## Stored records

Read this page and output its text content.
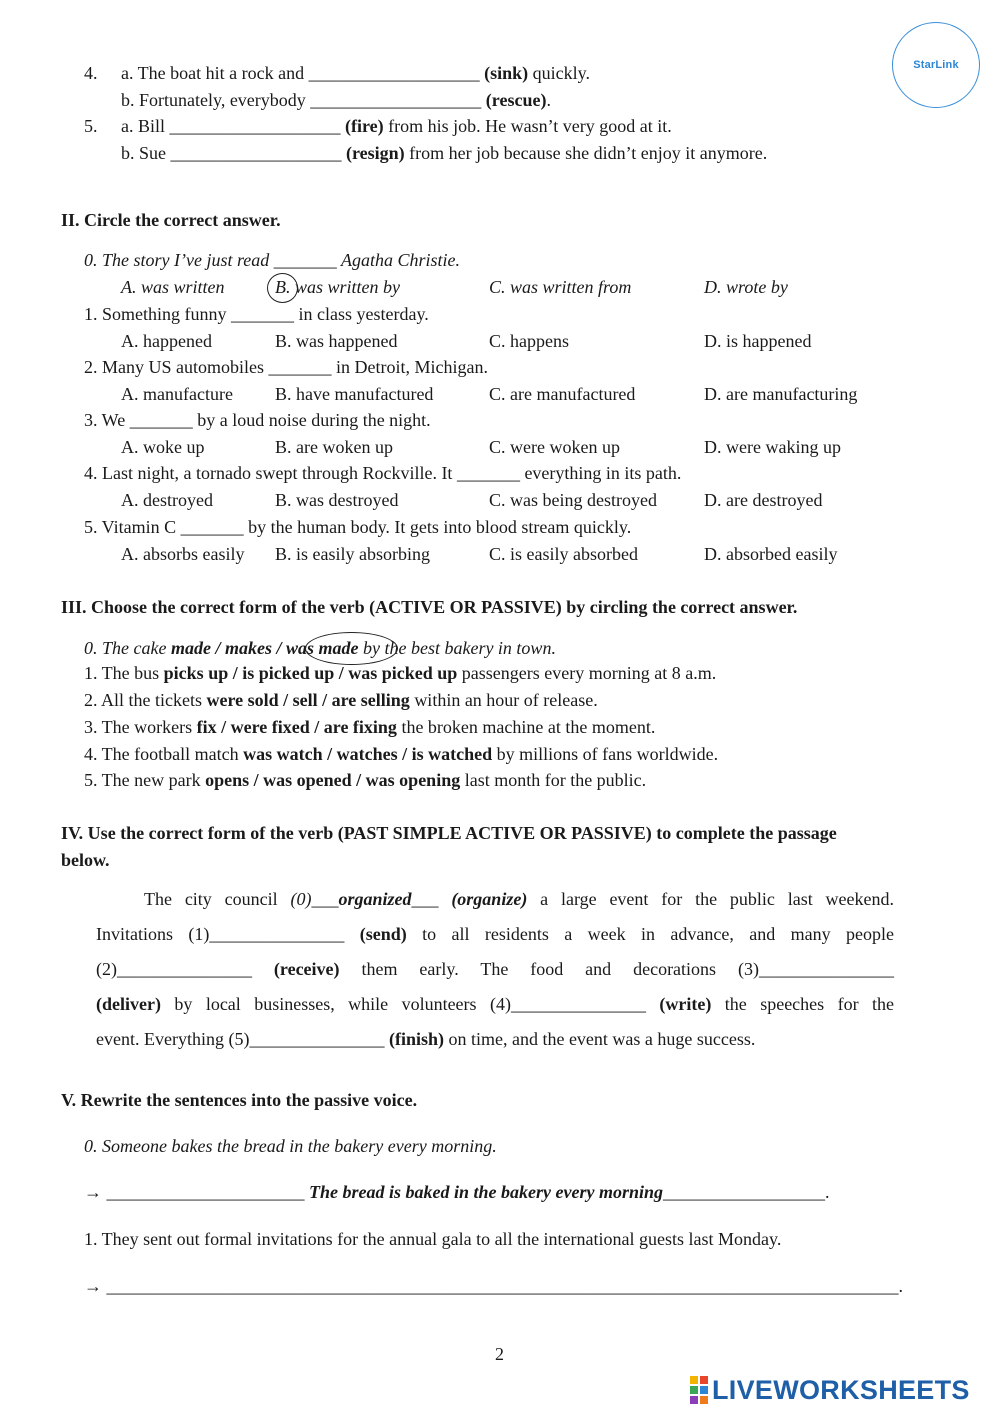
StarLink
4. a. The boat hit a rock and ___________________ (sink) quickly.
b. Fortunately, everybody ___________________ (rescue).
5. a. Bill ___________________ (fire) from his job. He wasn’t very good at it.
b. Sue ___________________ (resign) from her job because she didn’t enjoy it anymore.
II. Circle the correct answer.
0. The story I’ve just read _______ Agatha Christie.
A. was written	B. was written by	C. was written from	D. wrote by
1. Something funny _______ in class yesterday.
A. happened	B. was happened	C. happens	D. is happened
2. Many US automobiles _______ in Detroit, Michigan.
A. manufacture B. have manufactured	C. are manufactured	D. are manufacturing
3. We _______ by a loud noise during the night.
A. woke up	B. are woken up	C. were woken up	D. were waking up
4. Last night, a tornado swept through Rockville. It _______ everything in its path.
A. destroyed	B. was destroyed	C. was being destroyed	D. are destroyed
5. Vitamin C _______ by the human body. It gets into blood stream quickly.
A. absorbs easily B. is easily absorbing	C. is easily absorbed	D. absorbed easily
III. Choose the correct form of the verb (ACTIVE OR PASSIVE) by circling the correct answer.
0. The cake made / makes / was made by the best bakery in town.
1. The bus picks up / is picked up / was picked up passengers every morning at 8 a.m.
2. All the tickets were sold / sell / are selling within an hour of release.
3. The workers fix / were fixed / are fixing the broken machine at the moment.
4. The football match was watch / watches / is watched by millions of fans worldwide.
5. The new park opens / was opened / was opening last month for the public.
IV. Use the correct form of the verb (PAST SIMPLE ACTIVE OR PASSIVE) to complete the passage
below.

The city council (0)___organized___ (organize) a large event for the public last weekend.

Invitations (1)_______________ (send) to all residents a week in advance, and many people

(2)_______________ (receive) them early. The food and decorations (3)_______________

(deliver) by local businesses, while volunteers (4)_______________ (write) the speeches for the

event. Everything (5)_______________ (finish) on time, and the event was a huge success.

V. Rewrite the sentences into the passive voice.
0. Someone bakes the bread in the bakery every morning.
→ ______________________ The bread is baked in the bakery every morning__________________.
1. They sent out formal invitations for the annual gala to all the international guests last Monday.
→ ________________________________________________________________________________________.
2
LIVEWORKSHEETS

## Set task
Without the pictures, output the full listing exactly as it stands.

## Solution for this task
Read this page and output its text content.
StarLink
4. a. The boat hit a rock and ___________________ (sink) quickly.
b. Fortunately, everybody ___________________ (rescue).
5. a. Bill ___________________ (fire) from his job. He wasn’t very good at it.
b. Sue ___________________ (resign) from her job because she didn’t enjoy it anymore.
II. Circle the correct answer.
0. The story I’ve just read _______ Agatha Christie.
A. was written	B. was written by	C. was written from	D. wrote by
1. Something funny _______ in class yesterday.
A. happened	B. was happened	C. happens	D. is happened
2. Many US automobiles _______ in Detroit, Michigan.
A. manufacture B. have manufactured	C. are manufactured	D. are manufacturing
3. We _______ by a loud noise during the night.
A. woke up	B. are woken up	C. were woken up	D. were waking up
4. Last night, a tornado swept through Rockville. It _______ everything in its path.
A. destroyed	B. was destroyed	C. was being destroyed	D. are destroyed
5. Vitamin C _______ by the human body. It gets into blood stream quickly.
A. absorbs easily B. is easily absorbing	C. is easily absorbed	D. absorbed easily
III. Choose the correct form of the verb (ACTIVE OR PASSIVE) by circling the correct answer.
0. The cake made / makes / was made by the best bakery in town.
1. The bus picks up / is picked up / was picked up passengers every morning at 8 a.m.
2. All the tickets were sold / sell / are selling within an hour of release.
3. The workers fix / were fixed / are fixing the broken machine at the moment.
4. The football match was watch / watches / is watched by millions of fans worldwide.
5. The new park opens / was opened / was opening last month for the public.
IV. Use the correct form of the verb (PAST SIMPLE ACTIVE OR PASSIVE) to complete the passage
below.

The city council (0)___organized___ (organize) a large event for the public last weekend.

Invitations (1)_______________ (send) to all residents a week in advance, and many people

(2)_______________ (receive) them early. The food and decorations (3)_______________

(deliver) by local businesses, while volunteers (4)_______________ (write) the speeches for the

event. Everything (5)_______________ (finish) on time, and the event was a huge success.

V. Rewrite the sentences into the passive voice.
0. Someone bakes the bread in the bakery every morning.
→ ______________________ The bread is baked in the bakery every morning__________________.
1. They sent out formal invitations for the annual gala to all the international guests last Monday.
→ ________________________________________________________________________________________.
2
LIVEWORKSHEETS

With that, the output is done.